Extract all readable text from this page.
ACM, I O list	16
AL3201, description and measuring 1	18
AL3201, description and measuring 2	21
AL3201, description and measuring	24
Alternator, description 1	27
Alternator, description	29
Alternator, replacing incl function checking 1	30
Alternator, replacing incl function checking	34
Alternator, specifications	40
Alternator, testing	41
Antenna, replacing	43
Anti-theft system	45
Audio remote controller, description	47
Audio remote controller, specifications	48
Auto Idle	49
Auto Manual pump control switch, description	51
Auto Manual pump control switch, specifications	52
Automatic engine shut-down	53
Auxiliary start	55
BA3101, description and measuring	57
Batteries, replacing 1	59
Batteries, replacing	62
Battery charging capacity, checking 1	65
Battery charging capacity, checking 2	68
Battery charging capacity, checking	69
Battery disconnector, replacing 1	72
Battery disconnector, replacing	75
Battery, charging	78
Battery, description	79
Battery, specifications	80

※

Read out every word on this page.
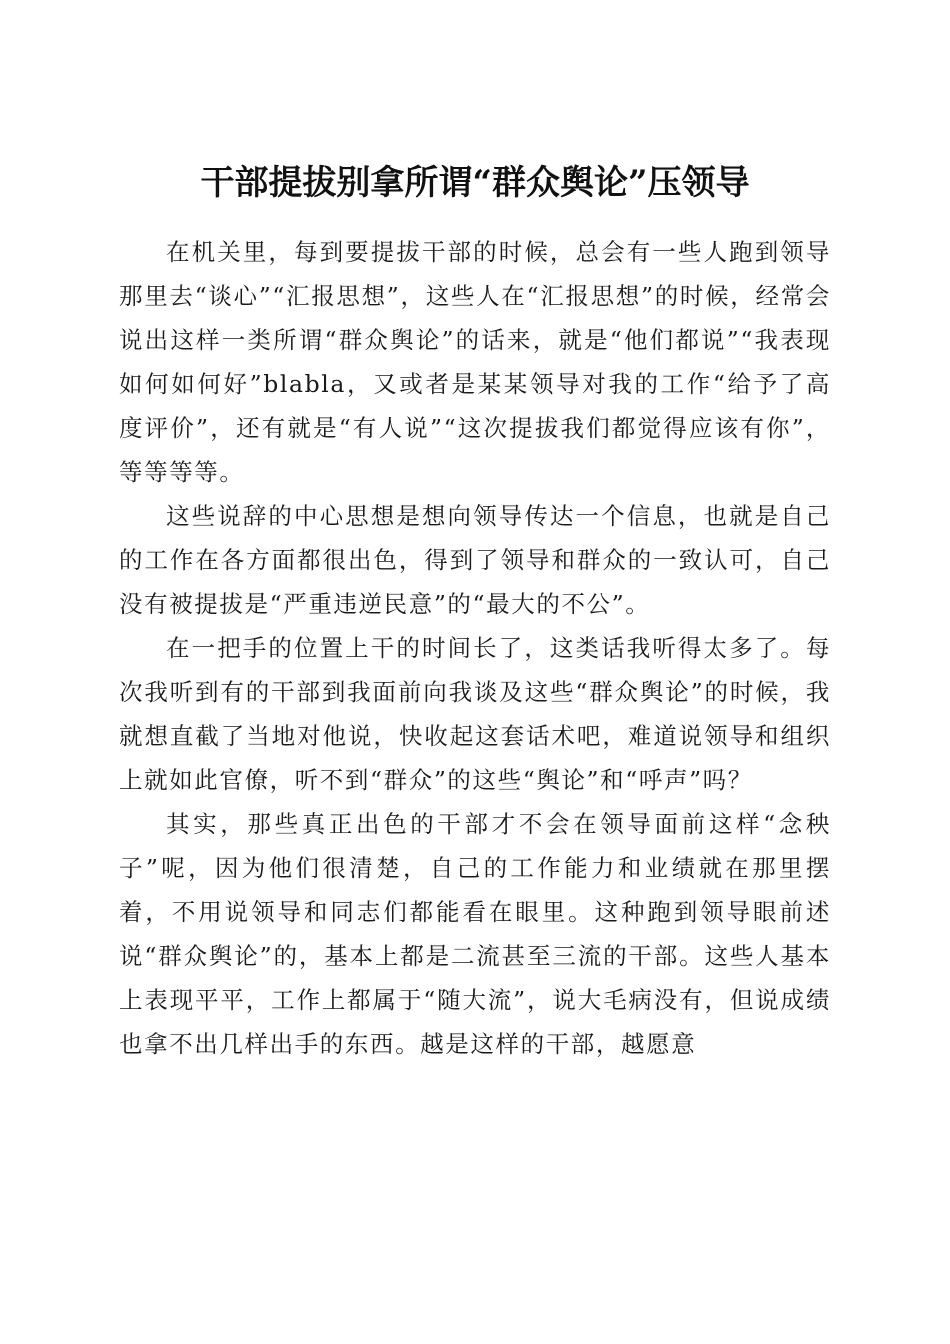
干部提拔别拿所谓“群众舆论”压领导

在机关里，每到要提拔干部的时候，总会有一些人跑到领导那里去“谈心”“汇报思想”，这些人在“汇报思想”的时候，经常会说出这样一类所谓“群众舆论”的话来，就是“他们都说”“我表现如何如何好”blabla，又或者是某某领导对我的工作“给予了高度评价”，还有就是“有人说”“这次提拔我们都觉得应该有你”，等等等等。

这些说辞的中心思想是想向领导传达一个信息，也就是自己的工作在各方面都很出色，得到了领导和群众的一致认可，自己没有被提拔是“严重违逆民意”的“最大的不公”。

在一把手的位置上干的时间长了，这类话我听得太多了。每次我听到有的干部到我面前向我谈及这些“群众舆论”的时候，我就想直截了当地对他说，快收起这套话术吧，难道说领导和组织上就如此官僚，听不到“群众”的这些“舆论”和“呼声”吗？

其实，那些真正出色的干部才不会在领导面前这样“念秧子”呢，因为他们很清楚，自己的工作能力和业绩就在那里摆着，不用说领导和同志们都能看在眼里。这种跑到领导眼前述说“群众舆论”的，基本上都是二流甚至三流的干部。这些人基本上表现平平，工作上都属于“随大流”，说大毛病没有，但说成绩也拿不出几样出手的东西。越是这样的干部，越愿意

※

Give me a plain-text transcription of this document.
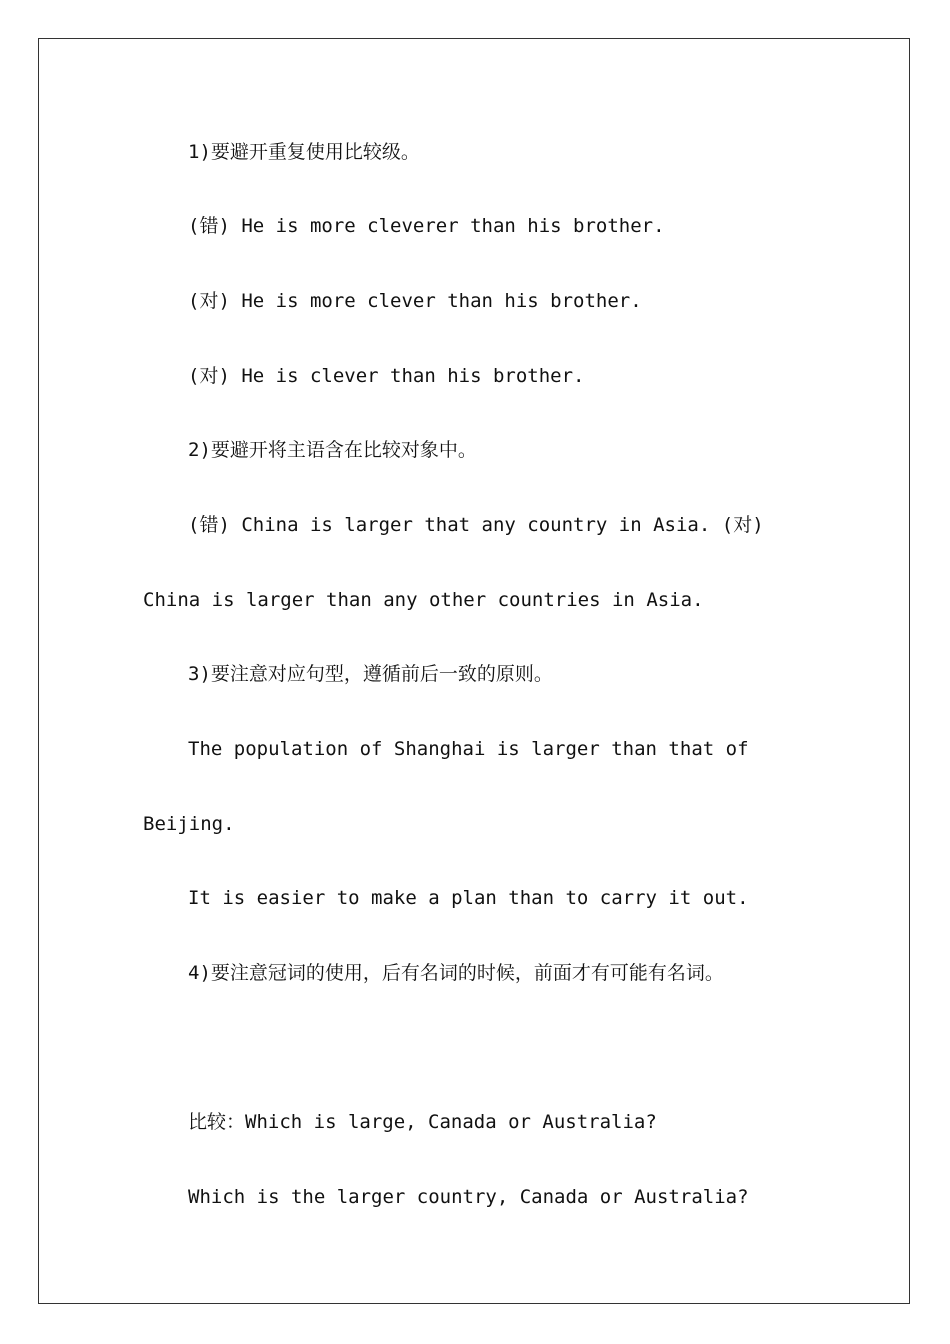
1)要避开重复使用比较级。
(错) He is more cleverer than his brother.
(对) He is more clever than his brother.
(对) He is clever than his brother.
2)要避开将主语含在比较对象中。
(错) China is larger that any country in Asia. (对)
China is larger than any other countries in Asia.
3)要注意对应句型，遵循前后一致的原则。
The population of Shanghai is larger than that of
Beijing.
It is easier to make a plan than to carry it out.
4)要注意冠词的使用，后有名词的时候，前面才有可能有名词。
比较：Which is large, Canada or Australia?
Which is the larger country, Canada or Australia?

※

* [The problem] Report only how many lines of the listing hold the word "Audio".

* [Exercise solution] 2